__Saved entries__:

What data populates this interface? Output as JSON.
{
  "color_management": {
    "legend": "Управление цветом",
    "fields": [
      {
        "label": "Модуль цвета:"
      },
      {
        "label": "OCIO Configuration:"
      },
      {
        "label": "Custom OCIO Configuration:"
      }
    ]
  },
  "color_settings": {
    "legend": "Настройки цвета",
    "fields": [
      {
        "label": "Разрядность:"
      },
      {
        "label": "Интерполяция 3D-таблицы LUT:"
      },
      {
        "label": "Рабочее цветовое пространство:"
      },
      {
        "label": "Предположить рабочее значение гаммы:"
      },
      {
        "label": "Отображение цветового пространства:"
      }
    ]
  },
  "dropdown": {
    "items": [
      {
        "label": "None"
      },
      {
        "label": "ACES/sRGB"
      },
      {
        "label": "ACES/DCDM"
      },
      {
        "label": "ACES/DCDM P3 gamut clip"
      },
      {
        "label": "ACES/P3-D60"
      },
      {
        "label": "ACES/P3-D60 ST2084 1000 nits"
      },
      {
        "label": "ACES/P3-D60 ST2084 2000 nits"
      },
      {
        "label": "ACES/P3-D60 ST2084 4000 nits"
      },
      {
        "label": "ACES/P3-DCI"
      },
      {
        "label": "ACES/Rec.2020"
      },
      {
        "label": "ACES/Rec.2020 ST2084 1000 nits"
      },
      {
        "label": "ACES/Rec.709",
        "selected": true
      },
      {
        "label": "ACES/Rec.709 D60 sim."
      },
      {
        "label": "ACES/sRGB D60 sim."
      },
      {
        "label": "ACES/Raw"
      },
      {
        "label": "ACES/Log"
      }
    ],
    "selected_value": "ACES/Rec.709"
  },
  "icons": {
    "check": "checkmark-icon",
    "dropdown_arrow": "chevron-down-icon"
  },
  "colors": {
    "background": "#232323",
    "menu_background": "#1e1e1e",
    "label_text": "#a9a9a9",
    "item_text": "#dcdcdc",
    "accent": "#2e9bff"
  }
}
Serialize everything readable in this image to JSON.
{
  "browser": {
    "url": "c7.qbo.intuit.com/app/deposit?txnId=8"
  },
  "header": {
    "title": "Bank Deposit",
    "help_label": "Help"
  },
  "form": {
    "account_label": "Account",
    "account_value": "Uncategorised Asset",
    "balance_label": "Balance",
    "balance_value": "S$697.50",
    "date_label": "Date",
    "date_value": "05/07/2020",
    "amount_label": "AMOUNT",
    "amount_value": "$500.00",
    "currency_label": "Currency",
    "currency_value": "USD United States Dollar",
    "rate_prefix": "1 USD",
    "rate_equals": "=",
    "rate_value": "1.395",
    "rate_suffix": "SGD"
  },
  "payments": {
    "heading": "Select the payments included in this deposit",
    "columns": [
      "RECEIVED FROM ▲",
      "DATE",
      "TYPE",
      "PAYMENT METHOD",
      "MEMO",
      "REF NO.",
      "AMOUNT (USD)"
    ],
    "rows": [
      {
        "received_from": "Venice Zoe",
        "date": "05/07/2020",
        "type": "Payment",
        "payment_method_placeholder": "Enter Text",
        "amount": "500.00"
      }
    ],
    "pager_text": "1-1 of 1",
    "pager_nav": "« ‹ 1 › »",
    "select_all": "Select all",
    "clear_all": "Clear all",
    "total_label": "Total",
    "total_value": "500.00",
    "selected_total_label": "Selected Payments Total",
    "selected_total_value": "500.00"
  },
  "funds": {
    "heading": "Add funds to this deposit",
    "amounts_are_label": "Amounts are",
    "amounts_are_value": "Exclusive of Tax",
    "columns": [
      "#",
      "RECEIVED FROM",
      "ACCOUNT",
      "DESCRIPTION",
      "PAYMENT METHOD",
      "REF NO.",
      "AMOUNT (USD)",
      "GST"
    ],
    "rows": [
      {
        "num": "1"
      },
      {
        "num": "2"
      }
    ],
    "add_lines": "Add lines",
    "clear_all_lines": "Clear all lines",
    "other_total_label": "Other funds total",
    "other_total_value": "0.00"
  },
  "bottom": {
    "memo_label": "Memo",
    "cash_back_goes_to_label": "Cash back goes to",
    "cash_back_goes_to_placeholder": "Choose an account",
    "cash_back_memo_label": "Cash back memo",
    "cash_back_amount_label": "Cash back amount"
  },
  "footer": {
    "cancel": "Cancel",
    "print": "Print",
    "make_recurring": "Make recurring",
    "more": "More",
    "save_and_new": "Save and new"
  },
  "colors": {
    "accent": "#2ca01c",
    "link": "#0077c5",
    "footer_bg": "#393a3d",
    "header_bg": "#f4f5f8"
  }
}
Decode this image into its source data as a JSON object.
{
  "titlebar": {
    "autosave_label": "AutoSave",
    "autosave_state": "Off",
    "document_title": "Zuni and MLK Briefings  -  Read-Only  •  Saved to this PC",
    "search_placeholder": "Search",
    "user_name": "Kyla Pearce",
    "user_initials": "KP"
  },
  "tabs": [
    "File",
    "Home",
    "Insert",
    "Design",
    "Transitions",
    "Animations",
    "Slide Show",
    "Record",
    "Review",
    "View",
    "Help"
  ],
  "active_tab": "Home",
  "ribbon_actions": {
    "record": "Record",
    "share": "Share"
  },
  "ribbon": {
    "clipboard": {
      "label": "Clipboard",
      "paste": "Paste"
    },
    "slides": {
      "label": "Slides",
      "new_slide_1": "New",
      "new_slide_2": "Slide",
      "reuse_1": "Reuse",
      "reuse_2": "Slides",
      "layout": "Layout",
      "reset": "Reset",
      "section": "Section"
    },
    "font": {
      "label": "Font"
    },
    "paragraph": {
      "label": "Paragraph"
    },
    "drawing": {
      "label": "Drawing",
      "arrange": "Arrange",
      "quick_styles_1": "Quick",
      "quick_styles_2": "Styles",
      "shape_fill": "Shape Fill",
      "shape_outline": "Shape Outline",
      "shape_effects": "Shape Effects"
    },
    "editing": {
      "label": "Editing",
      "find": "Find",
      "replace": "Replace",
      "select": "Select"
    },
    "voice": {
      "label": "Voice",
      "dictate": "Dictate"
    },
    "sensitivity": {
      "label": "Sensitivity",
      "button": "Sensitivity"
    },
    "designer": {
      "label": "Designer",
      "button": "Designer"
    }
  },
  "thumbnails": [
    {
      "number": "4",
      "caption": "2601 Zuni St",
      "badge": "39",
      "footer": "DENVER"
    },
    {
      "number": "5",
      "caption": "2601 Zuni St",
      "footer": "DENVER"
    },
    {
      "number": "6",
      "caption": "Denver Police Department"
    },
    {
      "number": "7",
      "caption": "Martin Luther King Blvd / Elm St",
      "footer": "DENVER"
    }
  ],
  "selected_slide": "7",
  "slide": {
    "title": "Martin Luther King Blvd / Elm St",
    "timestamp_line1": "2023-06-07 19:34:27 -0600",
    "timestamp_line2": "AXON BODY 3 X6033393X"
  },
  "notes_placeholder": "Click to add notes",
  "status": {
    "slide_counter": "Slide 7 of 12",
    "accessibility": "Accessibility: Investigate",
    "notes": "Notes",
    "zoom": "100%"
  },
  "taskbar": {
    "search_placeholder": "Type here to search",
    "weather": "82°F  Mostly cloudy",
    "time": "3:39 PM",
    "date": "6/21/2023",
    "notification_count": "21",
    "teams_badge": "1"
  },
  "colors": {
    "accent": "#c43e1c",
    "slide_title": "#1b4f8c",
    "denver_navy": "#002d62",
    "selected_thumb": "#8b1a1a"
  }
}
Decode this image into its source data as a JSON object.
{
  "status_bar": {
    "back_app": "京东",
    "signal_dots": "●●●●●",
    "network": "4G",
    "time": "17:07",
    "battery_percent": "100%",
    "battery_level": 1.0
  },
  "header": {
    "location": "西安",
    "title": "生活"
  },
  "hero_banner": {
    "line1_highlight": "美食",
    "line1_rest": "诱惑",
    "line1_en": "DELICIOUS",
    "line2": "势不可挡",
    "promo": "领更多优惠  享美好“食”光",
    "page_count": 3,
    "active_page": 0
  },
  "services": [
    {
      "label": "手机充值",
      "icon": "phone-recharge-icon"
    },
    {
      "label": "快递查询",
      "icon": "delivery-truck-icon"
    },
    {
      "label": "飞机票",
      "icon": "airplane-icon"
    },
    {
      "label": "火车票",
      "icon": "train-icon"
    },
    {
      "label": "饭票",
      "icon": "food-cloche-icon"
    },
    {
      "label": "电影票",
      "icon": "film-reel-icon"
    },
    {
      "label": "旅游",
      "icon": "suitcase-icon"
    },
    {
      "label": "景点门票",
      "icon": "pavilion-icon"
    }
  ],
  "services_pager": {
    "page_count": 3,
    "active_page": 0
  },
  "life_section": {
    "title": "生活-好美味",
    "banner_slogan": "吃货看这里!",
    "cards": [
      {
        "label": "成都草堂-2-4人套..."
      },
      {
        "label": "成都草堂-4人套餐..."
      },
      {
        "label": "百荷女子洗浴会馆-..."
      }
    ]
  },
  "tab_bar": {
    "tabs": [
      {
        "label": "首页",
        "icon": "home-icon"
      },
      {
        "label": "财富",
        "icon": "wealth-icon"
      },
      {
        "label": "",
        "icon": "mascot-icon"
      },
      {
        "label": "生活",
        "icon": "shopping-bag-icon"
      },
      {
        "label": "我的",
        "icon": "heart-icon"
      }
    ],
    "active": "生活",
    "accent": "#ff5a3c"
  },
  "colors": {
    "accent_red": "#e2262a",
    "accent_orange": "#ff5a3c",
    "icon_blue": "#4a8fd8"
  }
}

__Task statement__:
Show each line of the data that contains the string "цвета".

__Exercise result__:
        "label": "Модуль цвета:"
    "legend": "Настройки цвета",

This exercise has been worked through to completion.